- _Task directions_
Omit every picture and write out the rest of the records exactly.

____

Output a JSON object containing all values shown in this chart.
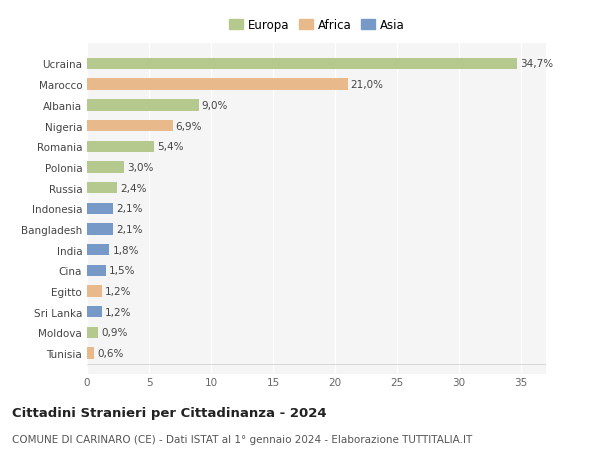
{
  "countries": [
    "Ucraina",
    "Marocco",
    "Albania",
    "Nigeria",
    "Romania",
    "Polonia",
    "Russia",
    "Indonesia",
    "Bangladesh",
    "India",
    "Cina",
    "Egitto",
    "Sri Lanka",
    "Moldova",
    "Tunisia"
  ],
  "values": [
    34.7,
    21.0,
    9.0,
    6.9,
    5.4,
    3.0,
    2.4,
    2.1,
    2.1,
    1.8,
    1.5,
    1.2,
    1.2,
    0.9,
    0.6
  ],
  "continents": [
    "Europa",
    "Africa",
    "Europa",
    "Africa",
    "Europa",
    "Europa",
    "Europa",
    "Asia",
    "Asia",
    "Asia",
    "Asia",
    "Africa",
    "Asia",
    "Europa",
    "Africa"
  ],
  "labels": [
    "34,7%",
    "21,0%",
    "9,0%",
    "6,9%",
    "5,4%",
    "3,0%",
    "2,4%",
    "2,1%",
    "2,1%",
    "1,8%",
    "1,5%",
    "1,2%",
    "1,2%",
    "0,9%",
    "0,6%"
  ],
  "colors": {
    "Europa": "#b5c98e",
    "Africa": "#e8b98a",
    "Asia": "#7799c8"
  },
  "background_color": "#ffffff",
  "plot_bg_color": "#f5f5f5",
  "title": "Cittadini Stranieri per Cittadinanza - 2024",
  "subtitle": "COMUNE DI CARINARO (CE) - Dati ISTAT al 1° gennaio 2024 - Elaborazione TUTTITALIA.IT",
  "xlim": [
    0,
    37
  ],
  "xticks": [
    0,
    5,
    10,
    15,
    20,
    25,
    30,
    35
  ],
  "grid_color": "#ffffff",
  "bar_height": 0.55,
  "label_fontsize": 7.5,
  "tick_fontsize": 7.5,
  "ytick_fontsize": 7.5,
  "title_fontsize": 9.5,
  "subtitle_fontsize": 7.5,
  "legend_fontsize": 8.5
}
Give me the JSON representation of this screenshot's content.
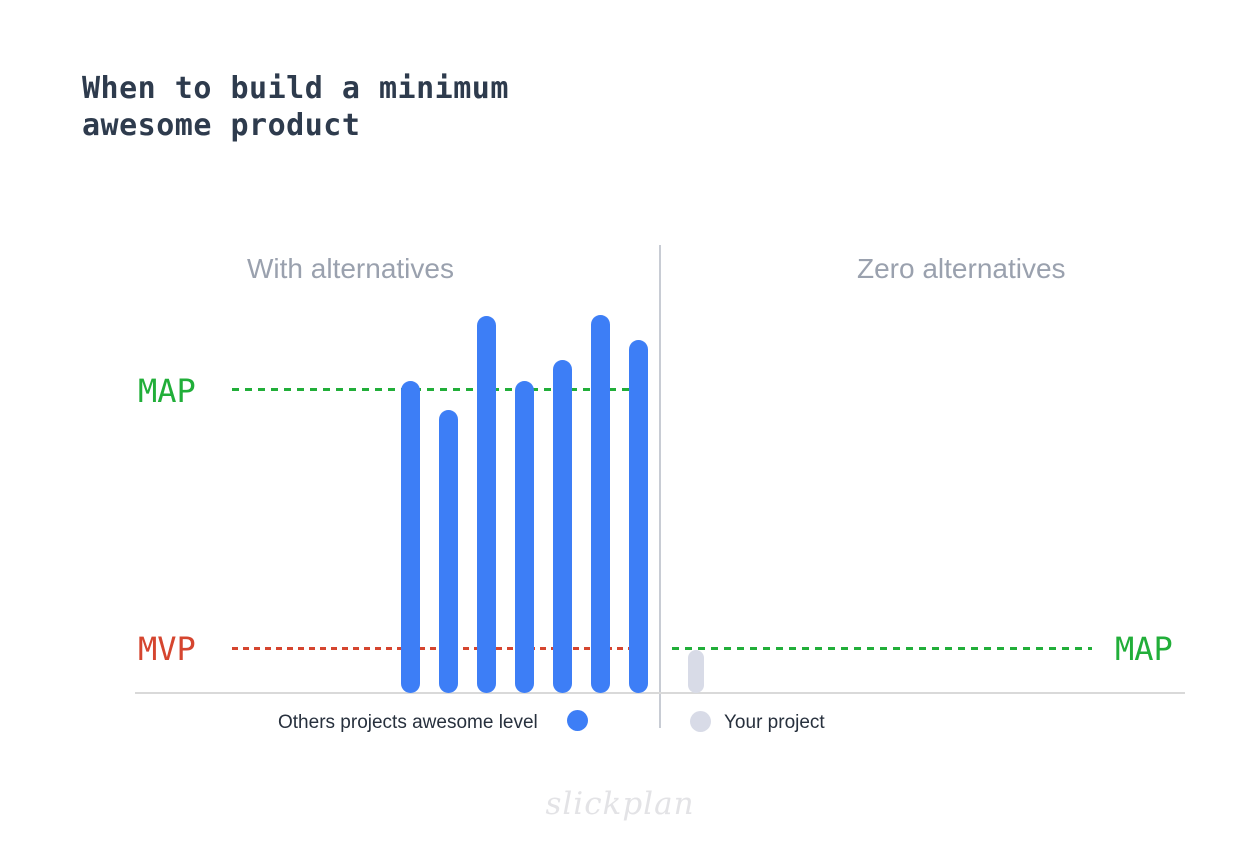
{
  "title": {
    "line1": "When to build a minimum",
    "line2": "awesome product"
  },
  "sections": {
    "left": {
      "header": "With alternatives"
    },
    "right": {
      "header": "Zero alternatives"
    }
  },
  "thresholds": {
    "map_left": {
      "label": "MAP",
      "color": "#21ae39"
    },
    "mvp": {
      "label": "MVP",
      "color": "#d5452f"
    },
    "map_right": {
      "label": "MAP",
      "color": "#21ae39"
    }
  },
  "legend": {
    "others_label": "Others projects awesome level",
    "your_label": "Your project"
  },
  "watermark": "slickplan",
  "colors": {
    "bar_blue": "#3d7ef6",
    "bar_gray": "#d8dbe7",
    "map_green": "#21ae39",
    "mvp_red": "#d5452f",
    "title_text": "#2e3b4d",
    "header_gray": "#9aa1ae",
    "legend_text": "#27303d",
    "axis_gray": "#d9d9d9",
    "divider_gray": "#c8ccd4",
    "watermark_gray": "#e3e3e6"
  },
  "chart_data": {
    "type": "bar",
    "units": "awesomeness (px above baseline)",
    "ylim": [
      0,
      393
    ],
    "grid": false,
    "legend_position": "bottom",
    "sections": [
      "With alternatives",
      "Zero alternatives"
    ],
    "series": [
      {
        "name": "Others projects awesome level",
        "color": "#3d7ef6",
        "values": [
          312,
          283,
          377,
          312,
          333,
          378,
          353
        ]
      },
      {
        "name": "Your project",
        "color": "#d8dbe7",
        "values": [
          43
        ]
      }
    ],
    "reference_lines": [
      {
        "label": "MAP",
        "side": "left",
        "value": 304,
        "color": "#21ae39",
        "style": "dashed"
      },
      {
        "label": "MVP",
        "side": "left",
        "value": 45,
        "color": "#d5452f",
        "style": "dashed"
      },
      {
        "label": "MAP",
        "side": "right",
        "value": 45,
        "color": "#21ae39",
        "style": "dashed"
      }
    ]
  }
}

____

- _Final result_
Output a JSON object containing all values shown in this chart.
{
  "countries": [
    "Ucraina",
    "Marocco",
    "Albania",
    "Nigeria",
    "Romania",
    "Polonia",
    "Russia",
    "Indonesia",
    "Bangladesh",
    "India",
    "Cina",
    "Egitto",
    "Sri Lanka",
    "Moldova",
    "Tunisia"
  ],
  "values": [
    34.7,
    21.0,
    9.0,
    6.9,
    5.4,
    3.0,
    2.4,
    2.1,
    2.1,
    1.8,
    1.5,
    1.2,
    1.2,
    0.9,
    0.6
  ],
  "continents": [
    "Europa",
    "Africa",
    "Europa",
    "Africa",
    "Europa",
    "Europa",
    "Europa",
    "Asia",
    "Asia",
    "Asia",
    "Asia",
    "Africa",
    "Asia",
    "Europa",
    "Africa"
  ],
  "labels": [
    "34,7%",
    "21,0%",
    "9,0%",
    "6,9%",
    "5,4%",
    "3,0%",
    "2,4%",
    "2,1%",
    "2,1%",
    "1,8%",
    "1,5%",
    "1,2%",
    "1,2%",
    "0,9%",
    "0,6%"
  ],
  "colors": {
    "Europa": "#b5c98e",
    "Africa": "#e8b98a",
    "Asia": "#7799c8"
  },
  "background_color": "#ffffff",
  "plot_bg_color": "#f5f5f5",
  "title": "Cittadini Stranieri per Cittadinanza - 2024",
  "subtitle": "COMUNE DI CARINARO (CE) - Dati ISTAT al 1° gennaio 2024 - Elaborazione TUTTITALIA.IT",
  "xlim": [
    0,
    37
  ],
  "xticks": [
    0,
    5,
    10,
    15,
    20,
    25,
    30,
    35
  ],
  "grid_color": "#ffffff",
  "bar_height": 0.55,
  "label_fontsize": 7.5,
  "tick_fontsize": 7.5,
  "ytick_fontsize": 7.5,
  "title_fontsize": 9.5,
  "subtitle_fontsize": 7.5,
  "legend_fontsize": 8.5
}
Give me the JSON representation of this screenshot's content.
{
  "title": {
    "line1": "When to build a minimum",
    "line2": "awesome product"
  },
  "sections": {
    "left": {
      "header": "With alternatives"
    },
    "right": {
      "header": "Zero alternatives"
    }
  },
  "thresholds": {
    "map_left": {
      "label": "MAP",
      "color": "#21ae39"
    },
    "mvp": {
      "label": "MVP",
      "color": "#d5452f"
    },
    "map_right": {
      "label": "MAP",
      "color": "#21ae39"
    }
  },
  "legend": {
    "others_label": "Others projects awesome level",
    "your_label": "Your project"
  },
  "watermark": "slickplan",
  "colors": {
    "bar_blue": "#3d7ef6",
    "bar_gray": "#d8dbe7",
    "map_green": "#21ae39",
    "mvp_red": "#d5452f",
    "title_text": "#2e3b4d",
    "header_gray": "#9aa1ae",
    "legend_text": "#27303d",
    "axis_gray": "#d9d9d9",
    "divider_gray": "#c8ccd4",
    "watermark_gray": "#e3e3e6"
  },
  "chart_data": {
    "type": "bar",
    "units": "awesomeness (px above baseline)",
    "ylim": [
      0,
      393
    ],
    "grid": false,
    "legend_position": "bottom",
    "sections": [
      "With alternatives",
      "Zero alternatives"
    ],
    "series": [
      {
        "name": "Others projects awesome level",
        "color": "#3d7ef6",
        "values": [
          312,
          283,
          377,
          312,
          333,
          378,
          353
        ]
      },
      {
        "name": "Your project",
        "color": "#d8dbe7",
        "values": [
          43
        ]
      }
    ],
    "reference_lines": [
      {
        "label": "MAP",
        "side": "left",
        "value": 304,
        "color": "#21ae39",
        "style": "dashed"
      },
      {
        "label": "MVP",
        "side": "left",
        "value": 45,
        "color": "#d5452f",
        "style": "dashed"
      },
      {
        "label": "MAP",
        "side": "right",
        "value": 45,
        "color": "#21ae39",
        "style": "dashed"
      }
    ]
  }
}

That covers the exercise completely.